▸ **STATED GOAL**
Select all lines with the string "back" in them, and copy those lines.

▸ **Saved entries**
*****

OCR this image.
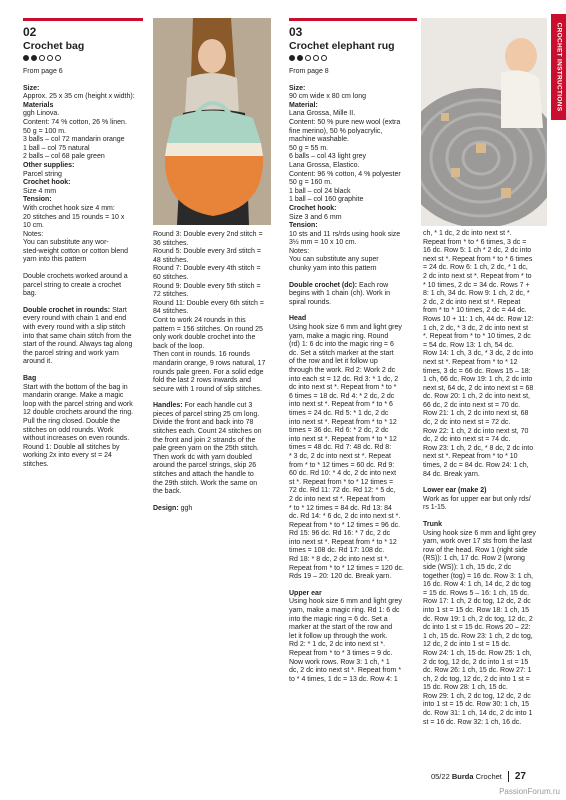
CROCHET INSTRUCTIONS
02
Crochet bag

From page 6

Size:

Approx. 25 x 35 cm (height x width):

Materials

ggh Linova.

Content: 74 % cotton, 26 % linen.

50 g = 100 m.

3 balls – col 72 mandarin orange

1 ball – col 75 natural

2 balls – col 68 pale green

Other supplies:

Parcel string

Crochet hook:

Size 4 mm

Tension:

With crochet hook size 4 mm:

20 stitches and 15 rounds = 10 x

10 cm.

Notes:

You can substitute any wor-

sted-weight cotton or cotton blend

yarn into this pattern

Double crochets worked around a

parcel string to create a crochet

bag.

Double crochet in rounds: Start

every round with chain 1 and end

with every round with a slip stitch

into that same chain stitch from the

start of the round. Always tag along

the parcel string and work yarn

around it.

Bag

Start with the bottom of the bag in

mandarin orange. Make a magic

loop with the parcel string and work

12 double crochets around the ring.

Pull the ring closed. Double the

stitches on odd rounds. Work

without increases on even rounds.

Round 1: Double all stitches by

working 2x into every st = 24

stitches.

Round 3: Double every 2nd stitch =

36 stitches.

Round 5: Double every 3rd stitch =

48 stitches.

Round 7: Double every 4th stitch =

60 stitches.

Round 9: Double every 5th stitch =

72 stitches.

Round 11: Double every 6th stitch =

84 stitches.

Cont to work 24 rounds in this

pattern = 156 stitches. On round 25

only work double crochet into the

back of the loop.

Then cont in rounds. 16 rounds

mandarin orange, 9 rows natural, 17

rounds pale green. For a solid edge

fold the last 2 rows inwards and

secure with 1 round of slip stitches.

Handles: For each handle cut 3

pieces of parcel string 25 cm long.

Divide the front and back into 78

stitches each. Count 24 stitches on

the front and join 2 strands of the

pale green yarn on the 25th stitch.

Then work dc with yarn doubled

around the parcel strings, skip 26

stitches and attach the handle to

the 29th stitch. Work the same on

the back.

Design: ggh

03
Crochet elephant rug

From page 8

Size:

90 cm wide x 80 cm long

Material:

Lana Grossa, Mille II.

Content: 50 % pure new wool (extra

fine merino), 50 % polyacrylic,

machine washable.

50 g = 55 m.

6 balls – col 43 light grey

Lana Grossa, Elastico.

Content: 96 % cotton, 4 % polyester

50 g = 160 m.

1 ball – col 24 black

1 ball – col 160 graphite

Crochet hook:

Size 3 and 6 mm

Tension:

10 sts and 11 rs/rds using hook size

3½ mm = 10 x 10 cm.

Notes:

You can substitute any super

chunky yarn into this pattern

Double crochet (dc): Each row

begins with 1 chain (ch). Work in

spiral rounds.

Head

Using hook size 6 mm and light grey

yarn, make a magic ring. Round

(rd) 1: 6 dc into the magic ring = 6

dc. Set a stitch marker at the start

of the row and let it follow up

through the work. Rd 2: Work 2 dc

into each st = 12 dc. Rd 3: * 1 dc, 2

dc into next st *. Repeat from * to *

6 times = 18 dc. Rd 4: * 2 dc, 2 dc

into next st *. Repeat from * to * 6

times = 24 dc. Rd 5: * 1 dc, 2 dc

into next st *. Repeat from * to * 12

times = 36 dc. Rd 6: * 2 dc, 2 dc

into next st *. Repeat from * to * 12

times = 48 dc. Rd 7: 48 dc. Rd 8:

* 3 dc, 2 dc into next st *. Repeat

from * to * 12 times = 60 dc. Rd 9:

60 dc. Rd 10: * 4 dc, 2 dc into next

st *. Repeat from * to * 12 times =

72 dc. Rd 11: 72 dc. Rd 12: * 5 dc,

2 dc into next st *. Repeat from

* to * 12 times = 84 dc. Rd 13: 84

dc. Rd 14: * 6 dc, 2 dc into next st *.

Repeat from * to * 12 times = 96 dc.

Rd 15: 96 dc. Rd 16: * 7 dc, 2 dc

into next st *. Repeat from * to * 12

times = 108 dc. Rd 17: 108 dc.

Rd 18: * 8 dc, 2 dc into next st *.

Repeat from * to * 12 times = 120 dc.

Rds 19 – 20: 120 dc. Break yarn.

Upper ear

Using hook size 6 mm and light grey

yarn, make a magic ring. Rd 1: 6 dc

into the magic ring = 6 dc. Set a

marker at the start of the row and

let it follow up through the work.

Rd 2: * 1 dc, 2 dc into next st *.

Repeat from * to * 3 times = 9 dc.

Now work rows. Row 3: 1 ch, * 1

dc, 2 dc into next st *. Repeat from *

to * 4 times, 1 dc = 13 dc. Row 4: 1

ch, * 1 dc, 2 dc into next st *.

Repeat from * to * 6 times, 3 dc =

16 dc. Row 5: 1 ch * 2 dc, 2 dc into

next st *. Repeat from * to * 6 times

= 24 dc. Row 6: 1 ch, 2 dc, * 1 dc,

2 dc into next st *. Repeat from * to

* 10 times, 2 dc = 34 dc. Rows 7 +

8: 1 ch, 34 dc. Row 9: 1 ch, 2 dc, *

2 dc, 2 dc into next st *. Repeat

from * to * 10 times, 2 dc = 44 dc.

Rows 10 + 11: 1 ch, 44 dc. Row 12:

1 ch, 2 dc, * 3 dc, 2 dc into next st

*. Repeat from * to * 10 times, 2 dc

= 54 dc. Row 13: 1 ch, 54 dc.

Row 14: 1 ch, 3 dc, * 3 dc, 2 dc into

next st *. Repeat from * to * 12

times, 3 dc = 66 dc. Rows 15 – 18:

1 ch, 66 dc. Row 19: 1 ch, 2 dc into

next st, 64 dc, 2 dc into next st = 68

dc. Row 20: 1 ch, 2 dc into next st,

66 dc, 2 dc into next st = 70 dc.

Row 21: 1 ch, 2 dc into next st, 68

dc, 2 dc into next st = 72 dc.

Row 22: 1 ch, 2 dc into next st, 70

dc, 2 dc into next st = 74 dc.

Row 23: 1 ch, 2 dc, * 8 dc, 2 dc into

next st *. Repeat from * to * 10

times, 2 dc = 84 dc. Row 24: 1 ch,

84 dc. Break yarn.

Lower ear (make 2)

Work as for upper ear but only rds/

rs 1-15.

Trunk

Using hook size 6 mm and light grey

yarn, work over 17 sts from the last

row of the head. Row 1 (right side

(RS)): 1 ch, 17 dc. Row 2 (wrong

side (WS)): 1 ch, 15 dc, 2 dc

together (tog) = 16 dc. Row 3: 1 ch,

16 dc. Row 4: 1 ch, 14 dc, 2 dc tog

= 15 dc. Rows 5 – 16: 1 ch, 15 dc.

Row 17: 1 ch, 2 dc tog, 12 dc, 2 dc

into 1 st = 15 dc. Row 18: 1 ch, 15

dc. Row 19: 1 ch, 2 dc tog, 12 dc, 2

dc into 1 st = 15 dc. Rows 20 – 22:

1 ch, 15 dc. Row 23: 1 ch, 2 dc tog,

12 dc, 2 dc into 1 st = 15 dc.

Row 24: 1 ch, 15 dc. Row 25: 1 ch,

2 dc tog, 12 dc, 2 dc into 1 st = 15

dc. Row 26: 1 ch, 15 dc. Row 27: 1

ch, 2 dc tog, 12 dc, 2 dc into 1 st =

15 dc. Row 28: 1 ch, 15 dc.

Row 29: 1 ch, 2 dc tog, 12 dc, 2 dc

into 1 st = 15 dc. Row 30: 1 ch, 15

dc. Row 31: 1 ch, 14 dc, 2 dc into 1

st = 16 dc. Row 32: 1 ch, 16 dc.

05/22 Burda Crochet	27
PassionForum.ru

*****

▸ **FINAL RESULT**
back of the loop.
Divide the front and back into 78
the back.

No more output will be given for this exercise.